Aim of the exercise >>
The records that follow must be reproduced in full, exactly as written.

-- Start --

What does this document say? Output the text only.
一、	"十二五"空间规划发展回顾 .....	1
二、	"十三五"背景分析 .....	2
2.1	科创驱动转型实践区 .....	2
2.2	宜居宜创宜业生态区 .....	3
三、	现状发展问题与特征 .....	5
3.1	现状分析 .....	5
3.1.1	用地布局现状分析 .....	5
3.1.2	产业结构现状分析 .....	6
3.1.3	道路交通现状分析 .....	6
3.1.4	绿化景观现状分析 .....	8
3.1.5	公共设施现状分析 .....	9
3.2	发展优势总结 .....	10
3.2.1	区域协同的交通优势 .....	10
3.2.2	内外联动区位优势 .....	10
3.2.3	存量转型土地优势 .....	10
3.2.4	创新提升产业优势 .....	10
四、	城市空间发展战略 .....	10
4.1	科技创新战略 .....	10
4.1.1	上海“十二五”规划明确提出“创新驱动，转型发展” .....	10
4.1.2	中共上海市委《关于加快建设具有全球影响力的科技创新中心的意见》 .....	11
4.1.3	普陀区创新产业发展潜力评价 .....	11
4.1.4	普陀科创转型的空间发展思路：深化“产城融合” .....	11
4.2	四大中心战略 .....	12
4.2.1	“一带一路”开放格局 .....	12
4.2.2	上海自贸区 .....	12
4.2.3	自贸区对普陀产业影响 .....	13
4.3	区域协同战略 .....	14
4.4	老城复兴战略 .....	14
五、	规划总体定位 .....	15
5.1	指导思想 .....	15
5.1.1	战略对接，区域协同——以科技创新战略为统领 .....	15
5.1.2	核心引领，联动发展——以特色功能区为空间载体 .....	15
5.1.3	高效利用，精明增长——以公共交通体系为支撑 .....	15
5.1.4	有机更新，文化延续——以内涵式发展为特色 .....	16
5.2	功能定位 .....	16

-- End --

Written reply >>
What does this document say? Output the text only.
一、	"十二五"空间规划发展回顾 .....	1
二、	"十三五"背景分析 .....	2
2.1	科创驱动转型实践区 .....	2
2.2	宜居宜创宜业生态区 .....	3
三、	现状发展问题与特征 .....	5
3.1	现状分析 .....	5
3.1.1	用地布局现状分析 .....	5
3.1.2	产业结构现状分析 .....	6
3.1.3	道路交通现状分析 .....	6
3.1.4	绿化景观现状分析 .....	8
3.1.5	公共设施现状分析 .....	9
3.2	发展优势总结 .....	10
3.2.1	区域协同的交通优势 .....	10
3.2.2	内外联动区位优势 .....	10
3.2.3	存量转型土地优势 .....	10
3.2.4	创新提升产业优势 .....	10
四、	城市空间发展战略 .....	10
4.1	科技创新战略 .....	10
4.1.1	上海“十二五”规划明确提出“创新驱动，转型发展” .....	10
4.1.2	中共上海市委《关于加快建设具有全球影响力的科技创新中心的意见》 .....	11
4.1.3	普陀区创新产业发展潜力评价 .....	11
4.1.4	普陀科创转型的空间发展思路：深化“产城融合” .....	11
4.2	四大中心战略 .....	12
4.2.1	“一带一路”开放格局 .....	12
4.2.2	上海自贸区 .....	12
4.2.3	自贸区对普陀产业影响 .....	13
4.3	区域协同战略 .....	14
4.4	老城复兴战略 .....	14
五、	规划总体定位 .....	15
5.1	指导思想 .....	15
5.1.1	战略对接，区域协同——以科技创新战略为统领 .....	15
5.1.2	核心引领，联动发展——以特色功能区为空间载体 .....	15
5.1.3	高效利用，精明增长——以公共交通体系为支撑 .....	15
5.1.4	有机更新，文化延续——以内涵式发展为特色 .....	16
5.2	功能定位 .....	16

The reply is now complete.